> [TASK GOAL]
Pull out each line of the data that includes the word "відключенні".

> [THE DATA]
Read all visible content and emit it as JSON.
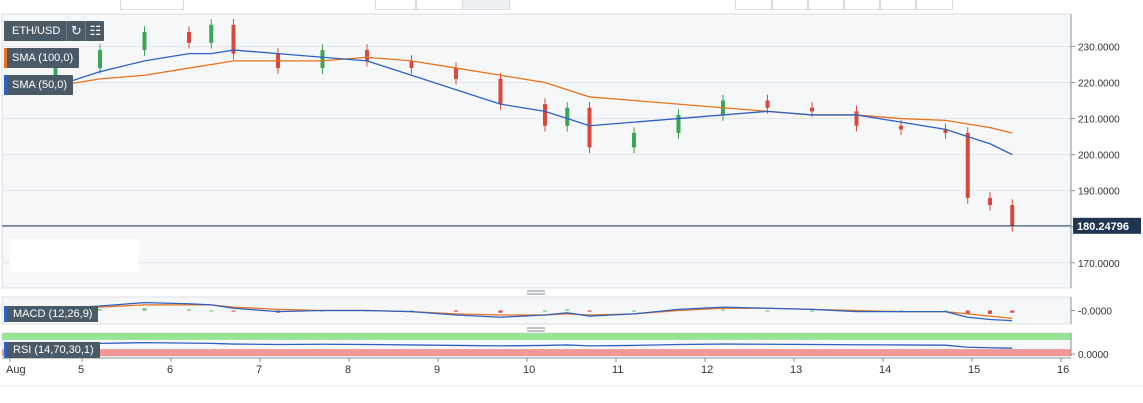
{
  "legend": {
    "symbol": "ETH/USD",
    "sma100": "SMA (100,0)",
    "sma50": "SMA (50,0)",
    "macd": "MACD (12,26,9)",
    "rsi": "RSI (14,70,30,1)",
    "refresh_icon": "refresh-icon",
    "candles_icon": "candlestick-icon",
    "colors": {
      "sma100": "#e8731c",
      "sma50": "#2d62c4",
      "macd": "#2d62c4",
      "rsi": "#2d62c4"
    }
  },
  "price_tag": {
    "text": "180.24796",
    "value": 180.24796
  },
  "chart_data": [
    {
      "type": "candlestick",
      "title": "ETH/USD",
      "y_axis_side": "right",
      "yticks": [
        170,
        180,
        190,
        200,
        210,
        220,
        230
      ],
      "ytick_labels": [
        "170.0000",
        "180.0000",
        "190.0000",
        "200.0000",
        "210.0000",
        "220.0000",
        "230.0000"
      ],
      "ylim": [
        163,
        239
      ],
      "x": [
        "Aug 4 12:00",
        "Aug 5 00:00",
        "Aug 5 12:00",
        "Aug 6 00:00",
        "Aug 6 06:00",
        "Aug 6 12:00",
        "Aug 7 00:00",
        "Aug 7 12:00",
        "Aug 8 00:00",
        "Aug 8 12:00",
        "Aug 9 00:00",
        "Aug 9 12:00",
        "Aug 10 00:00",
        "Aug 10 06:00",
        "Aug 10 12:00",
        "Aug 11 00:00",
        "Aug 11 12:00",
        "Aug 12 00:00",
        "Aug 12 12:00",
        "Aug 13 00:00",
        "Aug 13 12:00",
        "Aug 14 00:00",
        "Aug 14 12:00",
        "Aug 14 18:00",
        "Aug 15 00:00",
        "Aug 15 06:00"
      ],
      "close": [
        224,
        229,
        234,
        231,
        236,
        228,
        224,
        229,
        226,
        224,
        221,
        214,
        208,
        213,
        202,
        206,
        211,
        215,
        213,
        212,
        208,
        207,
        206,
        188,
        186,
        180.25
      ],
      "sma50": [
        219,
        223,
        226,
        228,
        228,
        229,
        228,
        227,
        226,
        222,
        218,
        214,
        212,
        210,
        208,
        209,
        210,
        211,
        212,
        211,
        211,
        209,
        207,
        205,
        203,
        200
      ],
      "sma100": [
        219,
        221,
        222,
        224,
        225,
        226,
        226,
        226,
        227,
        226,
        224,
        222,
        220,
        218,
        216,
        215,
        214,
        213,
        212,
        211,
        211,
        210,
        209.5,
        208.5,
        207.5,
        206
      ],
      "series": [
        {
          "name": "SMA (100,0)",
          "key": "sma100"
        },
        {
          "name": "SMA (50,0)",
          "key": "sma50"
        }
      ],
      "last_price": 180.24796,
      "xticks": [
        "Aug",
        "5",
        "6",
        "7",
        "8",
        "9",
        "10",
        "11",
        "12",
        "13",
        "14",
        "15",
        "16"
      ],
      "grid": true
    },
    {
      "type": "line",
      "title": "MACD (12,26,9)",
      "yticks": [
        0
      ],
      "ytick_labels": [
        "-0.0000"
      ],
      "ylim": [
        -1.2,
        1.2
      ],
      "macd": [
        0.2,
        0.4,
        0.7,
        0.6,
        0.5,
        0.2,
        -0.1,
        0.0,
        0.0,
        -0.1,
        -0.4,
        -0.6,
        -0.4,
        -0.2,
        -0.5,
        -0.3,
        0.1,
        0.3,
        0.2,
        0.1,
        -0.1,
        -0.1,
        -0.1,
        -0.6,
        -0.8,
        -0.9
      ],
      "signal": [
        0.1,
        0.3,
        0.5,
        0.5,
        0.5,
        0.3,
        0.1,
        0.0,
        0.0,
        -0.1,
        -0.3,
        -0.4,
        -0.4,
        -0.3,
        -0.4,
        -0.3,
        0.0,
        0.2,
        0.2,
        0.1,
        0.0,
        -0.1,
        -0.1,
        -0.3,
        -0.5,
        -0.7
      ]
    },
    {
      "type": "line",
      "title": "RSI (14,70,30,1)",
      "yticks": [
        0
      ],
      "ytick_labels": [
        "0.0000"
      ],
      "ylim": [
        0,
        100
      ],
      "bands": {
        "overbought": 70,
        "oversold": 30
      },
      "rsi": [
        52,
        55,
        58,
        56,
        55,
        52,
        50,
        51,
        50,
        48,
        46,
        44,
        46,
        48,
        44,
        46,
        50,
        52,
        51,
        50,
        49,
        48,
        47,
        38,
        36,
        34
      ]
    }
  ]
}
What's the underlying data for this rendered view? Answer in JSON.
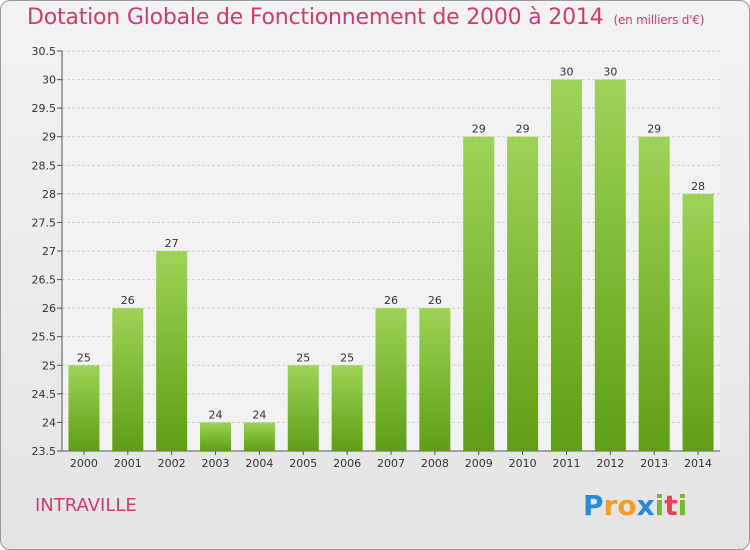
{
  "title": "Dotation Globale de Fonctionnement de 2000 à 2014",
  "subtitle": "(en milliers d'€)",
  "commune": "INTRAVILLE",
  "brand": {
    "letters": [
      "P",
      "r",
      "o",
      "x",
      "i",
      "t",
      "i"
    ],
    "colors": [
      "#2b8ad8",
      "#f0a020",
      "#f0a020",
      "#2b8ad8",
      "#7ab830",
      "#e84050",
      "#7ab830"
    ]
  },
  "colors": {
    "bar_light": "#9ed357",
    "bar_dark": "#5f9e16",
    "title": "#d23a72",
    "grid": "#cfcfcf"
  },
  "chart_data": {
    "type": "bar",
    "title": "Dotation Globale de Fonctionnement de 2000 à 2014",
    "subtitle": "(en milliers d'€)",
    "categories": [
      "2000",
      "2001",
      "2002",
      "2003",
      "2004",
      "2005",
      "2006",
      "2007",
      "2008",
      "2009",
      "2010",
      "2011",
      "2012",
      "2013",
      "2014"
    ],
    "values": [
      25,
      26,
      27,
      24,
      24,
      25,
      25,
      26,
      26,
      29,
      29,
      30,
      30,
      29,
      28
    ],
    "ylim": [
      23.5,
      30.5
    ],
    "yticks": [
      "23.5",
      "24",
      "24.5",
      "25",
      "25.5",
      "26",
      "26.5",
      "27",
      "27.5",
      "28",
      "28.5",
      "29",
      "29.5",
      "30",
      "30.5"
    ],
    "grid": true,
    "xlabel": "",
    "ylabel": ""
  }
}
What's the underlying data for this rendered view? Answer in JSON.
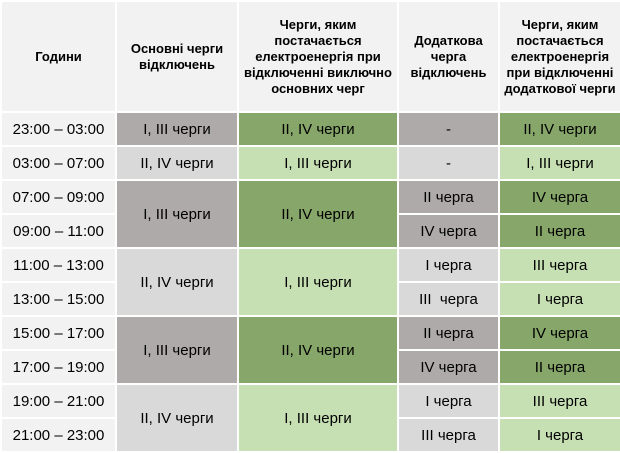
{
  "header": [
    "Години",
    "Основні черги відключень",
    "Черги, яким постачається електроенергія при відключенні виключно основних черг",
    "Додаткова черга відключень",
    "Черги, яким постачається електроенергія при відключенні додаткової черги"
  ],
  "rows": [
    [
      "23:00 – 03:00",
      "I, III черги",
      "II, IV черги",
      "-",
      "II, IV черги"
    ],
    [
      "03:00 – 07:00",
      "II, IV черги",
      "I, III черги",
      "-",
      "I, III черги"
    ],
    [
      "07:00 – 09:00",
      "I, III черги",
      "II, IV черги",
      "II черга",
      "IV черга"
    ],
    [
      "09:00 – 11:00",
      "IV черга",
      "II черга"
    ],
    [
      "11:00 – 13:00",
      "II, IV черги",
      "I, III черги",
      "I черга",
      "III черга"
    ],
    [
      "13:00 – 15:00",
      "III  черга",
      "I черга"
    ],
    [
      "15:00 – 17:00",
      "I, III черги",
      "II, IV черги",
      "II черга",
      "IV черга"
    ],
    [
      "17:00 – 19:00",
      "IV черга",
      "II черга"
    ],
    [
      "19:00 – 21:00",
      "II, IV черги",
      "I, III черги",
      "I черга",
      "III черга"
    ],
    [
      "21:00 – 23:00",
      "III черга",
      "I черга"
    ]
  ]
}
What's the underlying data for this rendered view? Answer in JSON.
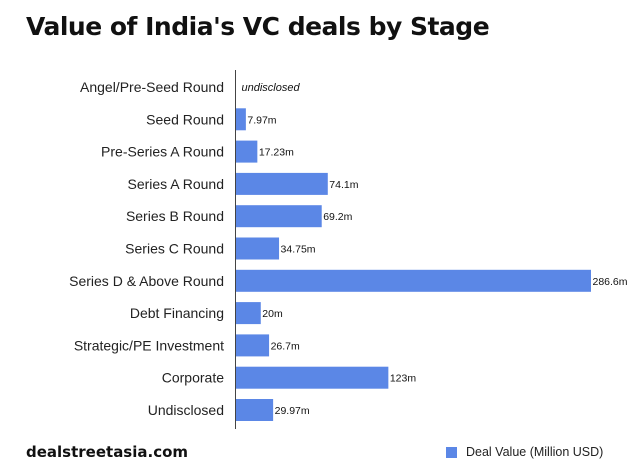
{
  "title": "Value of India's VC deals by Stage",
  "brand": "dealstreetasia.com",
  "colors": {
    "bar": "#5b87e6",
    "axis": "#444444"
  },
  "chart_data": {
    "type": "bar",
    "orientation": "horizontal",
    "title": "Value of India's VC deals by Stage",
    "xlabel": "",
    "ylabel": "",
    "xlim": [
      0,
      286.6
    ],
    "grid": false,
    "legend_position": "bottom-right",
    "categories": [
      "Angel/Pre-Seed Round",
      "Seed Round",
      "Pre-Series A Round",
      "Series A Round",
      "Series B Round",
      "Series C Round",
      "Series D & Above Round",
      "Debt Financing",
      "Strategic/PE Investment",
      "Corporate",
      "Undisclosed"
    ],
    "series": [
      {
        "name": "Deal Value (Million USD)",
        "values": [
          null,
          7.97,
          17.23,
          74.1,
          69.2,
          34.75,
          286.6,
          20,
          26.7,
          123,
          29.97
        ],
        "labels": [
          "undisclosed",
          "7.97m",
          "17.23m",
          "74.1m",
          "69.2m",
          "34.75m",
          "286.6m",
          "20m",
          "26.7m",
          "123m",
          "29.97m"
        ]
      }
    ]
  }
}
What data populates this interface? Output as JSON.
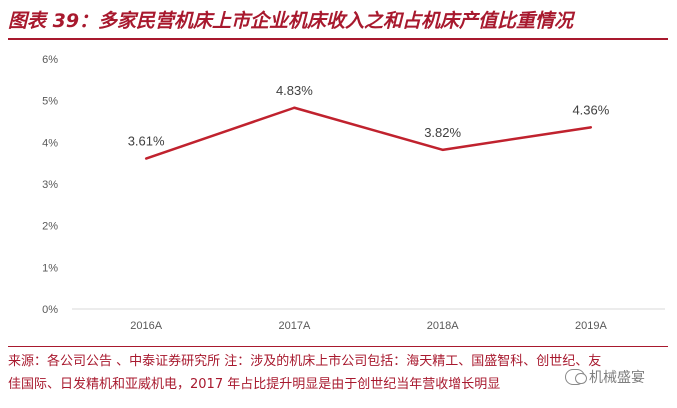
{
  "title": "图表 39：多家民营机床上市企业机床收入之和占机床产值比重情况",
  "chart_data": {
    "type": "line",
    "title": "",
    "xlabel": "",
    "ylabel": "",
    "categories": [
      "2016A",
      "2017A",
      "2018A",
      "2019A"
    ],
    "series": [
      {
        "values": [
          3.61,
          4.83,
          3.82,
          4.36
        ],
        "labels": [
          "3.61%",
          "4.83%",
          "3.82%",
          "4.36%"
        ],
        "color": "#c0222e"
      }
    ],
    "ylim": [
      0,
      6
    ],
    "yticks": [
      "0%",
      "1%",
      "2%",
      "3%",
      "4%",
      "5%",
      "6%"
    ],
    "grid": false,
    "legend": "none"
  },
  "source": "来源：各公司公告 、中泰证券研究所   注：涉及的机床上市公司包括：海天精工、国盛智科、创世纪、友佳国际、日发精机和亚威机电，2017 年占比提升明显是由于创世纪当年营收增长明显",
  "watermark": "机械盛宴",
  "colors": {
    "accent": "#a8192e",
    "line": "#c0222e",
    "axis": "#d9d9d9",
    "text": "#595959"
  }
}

> [TASK RESPONSE]
    "Черги, яким постачається електроенергія при відключенні виключно основних черг",
    "Черги, яким постачається електроенергія при відключенні додаткової черги"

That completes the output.